START Data to process

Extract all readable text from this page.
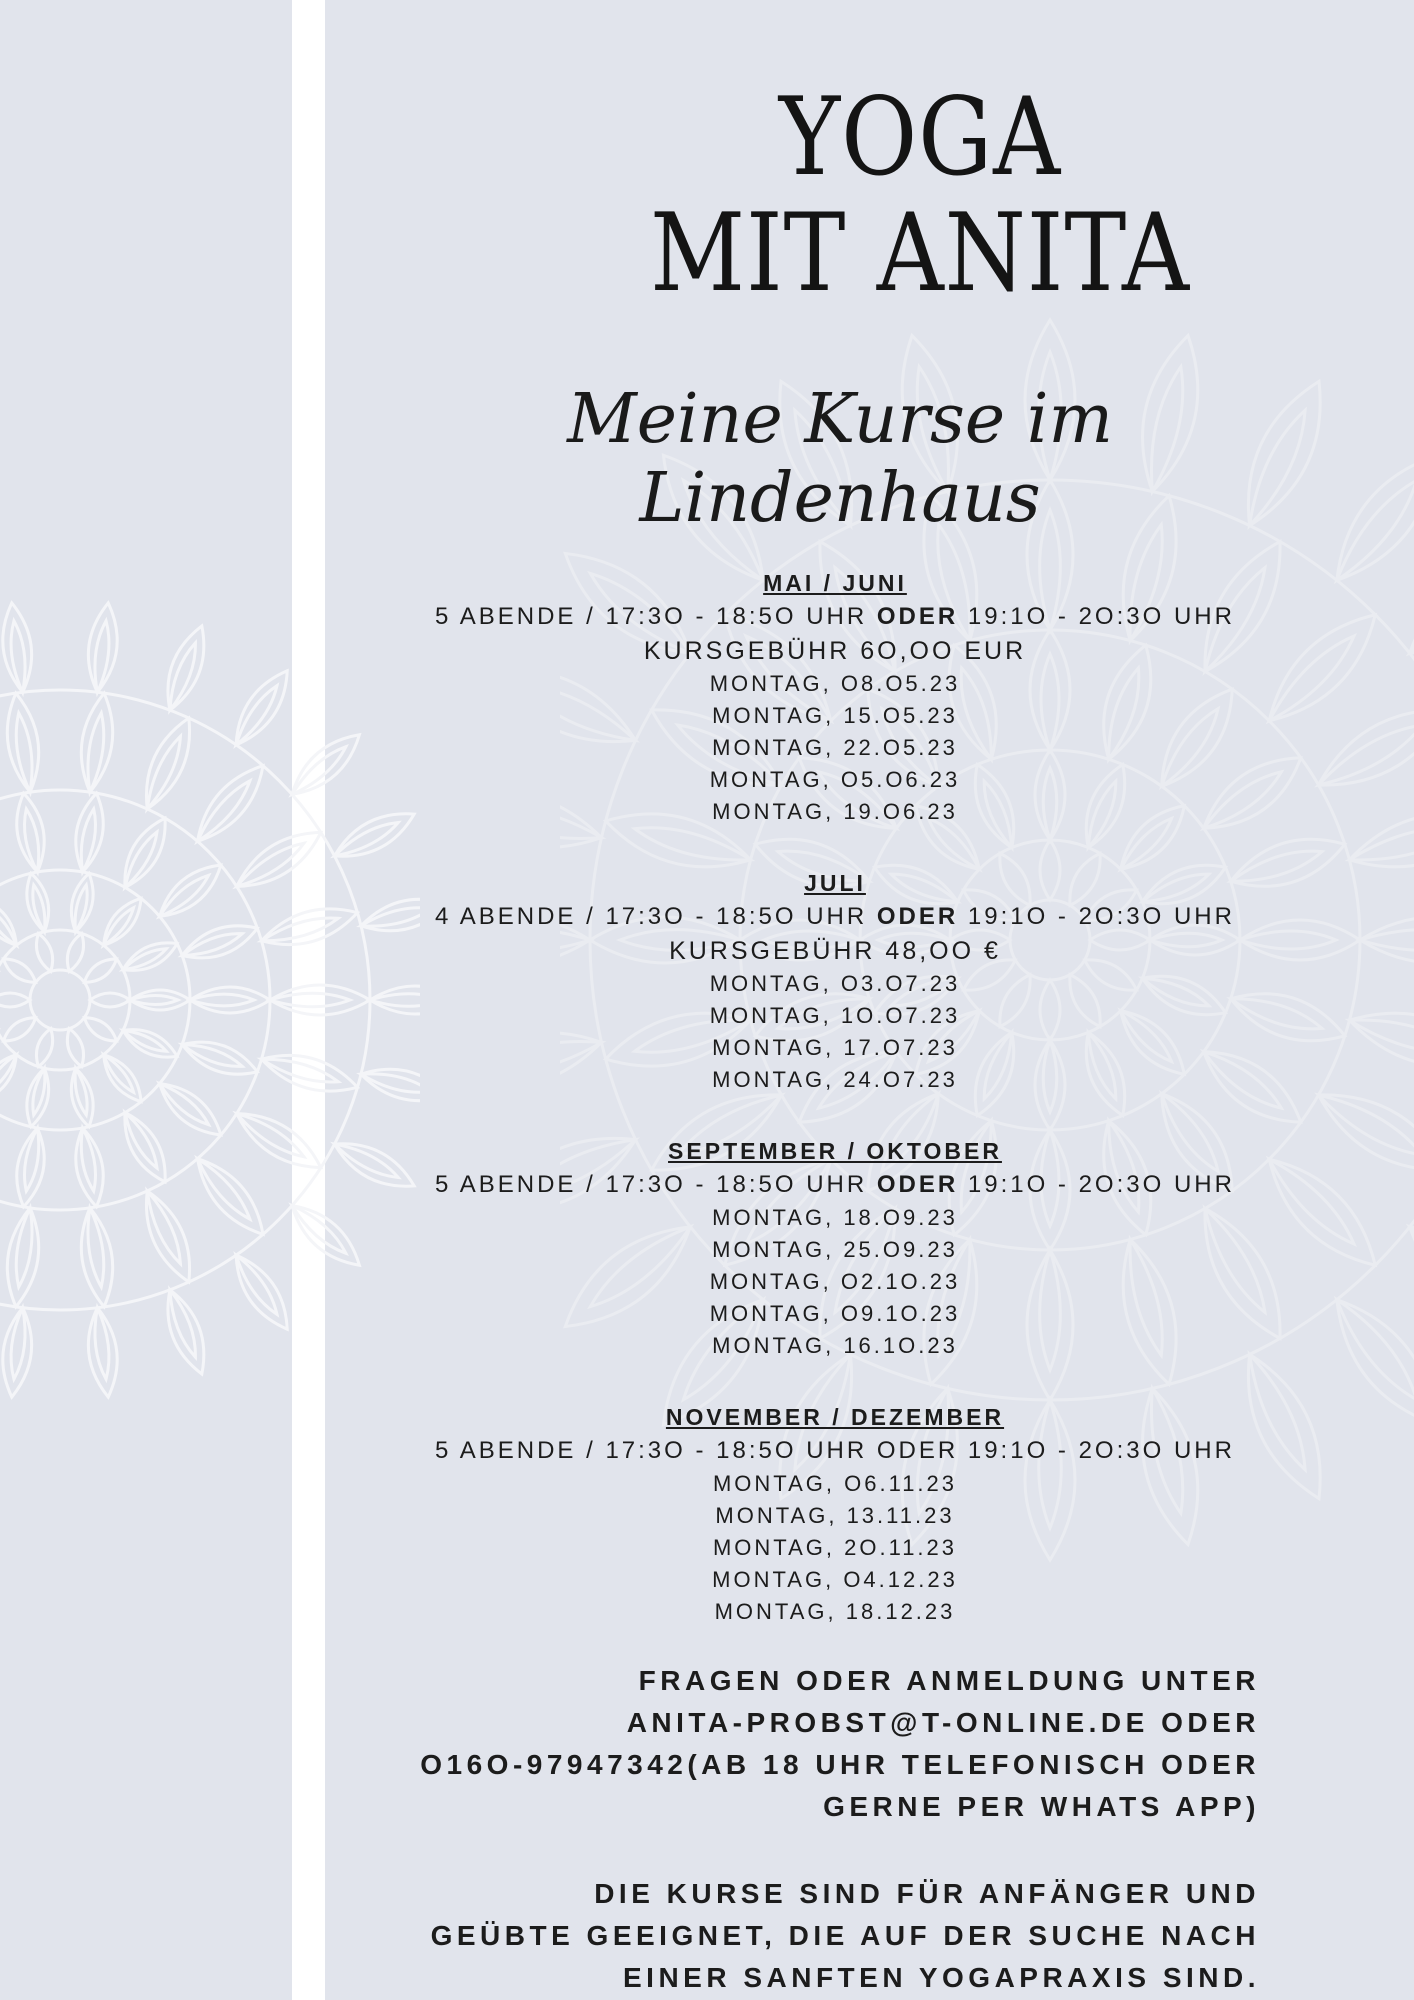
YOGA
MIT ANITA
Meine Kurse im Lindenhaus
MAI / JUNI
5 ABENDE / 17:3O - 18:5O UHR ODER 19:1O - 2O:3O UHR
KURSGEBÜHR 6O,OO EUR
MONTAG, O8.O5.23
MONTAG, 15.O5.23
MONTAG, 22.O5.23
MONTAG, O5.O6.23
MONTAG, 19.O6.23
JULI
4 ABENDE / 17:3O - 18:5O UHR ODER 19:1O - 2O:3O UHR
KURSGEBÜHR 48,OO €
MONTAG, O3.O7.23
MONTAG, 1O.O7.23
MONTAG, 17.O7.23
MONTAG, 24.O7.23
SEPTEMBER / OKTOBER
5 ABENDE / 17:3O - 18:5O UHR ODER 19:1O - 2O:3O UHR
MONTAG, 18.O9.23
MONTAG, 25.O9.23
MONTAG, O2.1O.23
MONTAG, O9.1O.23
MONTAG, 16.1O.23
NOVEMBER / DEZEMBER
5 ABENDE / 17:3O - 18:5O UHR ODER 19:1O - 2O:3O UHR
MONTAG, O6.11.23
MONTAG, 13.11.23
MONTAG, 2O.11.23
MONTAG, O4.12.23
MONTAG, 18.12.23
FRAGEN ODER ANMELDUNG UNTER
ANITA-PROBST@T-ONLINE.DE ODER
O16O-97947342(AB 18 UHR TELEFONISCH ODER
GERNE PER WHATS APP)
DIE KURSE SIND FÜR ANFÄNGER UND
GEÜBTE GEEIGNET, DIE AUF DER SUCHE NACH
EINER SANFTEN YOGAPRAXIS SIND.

END Data to process

## What is required
Each record above should come back exactly the same, only without its pictures.

## Result for this exercise
Extract all readable text from this page.
YOGA
MIT ANITA
Meine Kurse im Lindenhaus
MAI / JUNI
5 ABENDE / 17:3O - 18:5O UHR ODER 19:1O - 2O:3O UHR
KURSGEBÜHR 6O,OO EUR
MONTAG, O8.O5.23
MONTAG, 15.O5.23
MONTAG, 22.O5.23
MONTAG, O5.O6.23
MONTAG, 19.O6.23
JULI
4 ABENDE / 17:3O - 18:5O UHR ODER 19:1O - 2O:3O UHR
KURSGEBÜHR 48,OO €
MONTAG, O3.O7.23
MONTAG, 1O.O7.23
MONTAG, 17.O7.23
MONTAG, 24.O7.23
SEPTEMBER / OKTOBER
5 ABENDE / 17:3O - 18:5O UHR ODER 19:1O - 2O:3O UHR
MONTAG, 18.O9.23
MONTAG, 25.O9.23
MONTAG, O2.1O.23
MONTAG, O9.1O.23
MONTAG, 16.1O.23
NOVEMBER / DEZEMBER
5 ABENDE / 17:3O - 18:5O UHR ODER 19:1O - 2O:3O UHR
MONTAG, O6.11.23
MONTAG, 13.11.23
MONTAG, 2O.11.23
MONTAG, O4.12.23
MONTAG, 18.12.23
FRAGEN ODER ANMELDUNG UNTER
ANITA-PROBST@T-ONLINE.DE ODER
O16O-97947342(AB 18 UHR TELEFONISCH ODER
GERNE PER WHATS APP)
DIE KURSE SIND FÜR ANFÄNGER UND
GEÜBTE GEEIGNET, DIE AUF DER SUCHE NACH
EINER SANFTEN YOGAPRAXIS SIND.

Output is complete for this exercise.